::: Supplied passage
Panda Eyes, No Makeup, No Sleep, Public Holiday Today, People Want To Socialise But I Want To Stay Home, Need Drug Dealer Boyfriend So I Can Stay High Forever, Don’t Want To Be Pretty Today, Just Want To Watch Movies With Someone Familiar, Someone I Don’t Need To Impress, Someone Who Likes Me As I Am, I Guess That Just Leaves Me, Resigned To That Fact I’m No Ones First Choice, It’s Cool Bro, No One Died From Not Being Loved.
I get so sad sometimes when I try to talk to men about music. Most of the guys I know have a habit of talking down to me about it. It’s gotten to the point that when a guy even brings it up, I end up keeping my mouth shut, because I know that they actually don’t even care what my opinion is.
Woke up, hop on facebook, start scrolling down my newsfeed and I see this.
Ex-boyfriend is now in a relationship.
::::::
::: Provided data
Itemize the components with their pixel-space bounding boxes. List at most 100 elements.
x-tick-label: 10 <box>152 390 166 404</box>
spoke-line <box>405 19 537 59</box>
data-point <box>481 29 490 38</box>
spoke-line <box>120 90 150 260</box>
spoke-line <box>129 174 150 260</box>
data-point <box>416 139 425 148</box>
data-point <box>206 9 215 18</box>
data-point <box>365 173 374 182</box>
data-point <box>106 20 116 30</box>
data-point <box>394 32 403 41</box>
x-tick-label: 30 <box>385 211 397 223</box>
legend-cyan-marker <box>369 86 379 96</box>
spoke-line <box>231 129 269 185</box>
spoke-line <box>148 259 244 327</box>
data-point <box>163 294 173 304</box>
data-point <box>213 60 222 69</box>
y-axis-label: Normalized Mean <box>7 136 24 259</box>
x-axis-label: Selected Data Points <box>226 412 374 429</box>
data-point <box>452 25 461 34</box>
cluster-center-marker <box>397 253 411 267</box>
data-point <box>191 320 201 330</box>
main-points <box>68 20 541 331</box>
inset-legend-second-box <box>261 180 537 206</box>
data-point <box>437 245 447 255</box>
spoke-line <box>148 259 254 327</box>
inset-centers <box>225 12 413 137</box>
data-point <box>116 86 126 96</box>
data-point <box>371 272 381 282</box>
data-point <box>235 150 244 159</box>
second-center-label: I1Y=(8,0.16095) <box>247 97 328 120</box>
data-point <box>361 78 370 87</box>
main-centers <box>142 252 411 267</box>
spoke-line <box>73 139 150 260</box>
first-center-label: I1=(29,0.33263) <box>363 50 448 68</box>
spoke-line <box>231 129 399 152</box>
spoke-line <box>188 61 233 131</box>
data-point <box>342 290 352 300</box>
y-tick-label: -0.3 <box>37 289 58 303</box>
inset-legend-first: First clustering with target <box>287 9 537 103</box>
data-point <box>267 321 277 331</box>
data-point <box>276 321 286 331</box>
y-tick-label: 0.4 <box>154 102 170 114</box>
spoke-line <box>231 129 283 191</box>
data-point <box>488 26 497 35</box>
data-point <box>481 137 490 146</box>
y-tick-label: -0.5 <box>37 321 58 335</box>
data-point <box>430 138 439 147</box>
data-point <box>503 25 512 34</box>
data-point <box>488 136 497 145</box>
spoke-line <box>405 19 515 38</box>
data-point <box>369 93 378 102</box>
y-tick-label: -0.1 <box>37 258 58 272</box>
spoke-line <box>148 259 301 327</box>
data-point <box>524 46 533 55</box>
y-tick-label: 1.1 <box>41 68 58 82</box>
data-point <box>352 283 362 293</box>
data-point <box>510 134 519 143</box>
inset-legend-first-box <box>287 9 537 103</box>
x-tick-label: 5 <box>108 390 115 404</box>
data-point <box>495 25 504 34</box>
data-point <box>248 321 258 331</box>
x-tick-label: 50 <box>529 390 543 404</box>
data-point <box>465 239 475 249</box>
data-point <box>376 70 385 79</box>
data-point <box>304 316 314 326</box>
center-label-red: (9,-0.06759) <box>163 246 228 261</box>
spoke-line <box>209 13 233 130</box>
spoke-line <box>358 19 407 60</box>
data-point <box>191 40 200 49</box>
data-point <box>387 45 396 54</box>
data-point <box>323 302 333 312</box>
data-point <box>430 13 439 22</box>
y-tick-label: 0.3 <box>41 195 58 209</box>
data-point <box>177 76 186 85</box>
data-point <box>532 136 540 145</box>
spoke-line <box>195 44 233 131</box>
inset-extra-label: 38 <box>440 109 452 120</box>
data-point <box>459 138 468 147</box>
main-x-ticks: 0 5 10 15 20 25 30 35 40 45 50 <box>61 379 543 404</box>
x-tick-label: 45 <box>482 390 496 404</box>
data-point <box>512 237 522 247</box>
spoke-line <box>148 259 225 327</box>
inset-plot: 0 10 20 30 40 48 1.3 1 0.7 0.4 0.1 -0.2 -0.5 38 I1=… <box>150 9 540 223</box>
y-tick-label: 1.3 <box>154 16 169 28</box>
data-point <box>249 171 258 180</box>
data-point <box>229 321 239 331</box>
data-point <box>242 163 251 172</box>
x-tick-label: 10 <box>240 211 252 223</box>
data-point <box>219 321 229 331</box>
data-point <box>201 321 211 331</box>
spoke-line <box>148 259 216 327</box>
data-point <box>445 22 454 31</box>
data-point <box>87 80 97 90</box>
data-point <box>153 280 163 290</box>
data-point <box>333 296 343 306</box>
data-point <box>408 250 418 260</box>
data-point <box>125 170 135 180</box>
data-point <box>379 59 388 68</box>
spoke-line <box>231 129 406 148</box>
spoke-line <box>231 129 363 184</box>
::::::
- Assignment
Using the diary-style posts, say whether each statement agrees with them: (a) The writer says today is a public holiday. (b) The writer says most of the men they know ask for their opinion about music. (c) The writer learned of an ex-boyfriend's new relationship from a text message. Answer yes or no for each, quoting the words that decide it. The listing plays no part in this work.

- Reply
(a) Yes: "Public Holiday Today"
(b) No: "Most of the guys I know have a habit of talking down to me about it."
(c) No: "Woke up, hop on facebook, start scrolling down my newsfeed and I see this."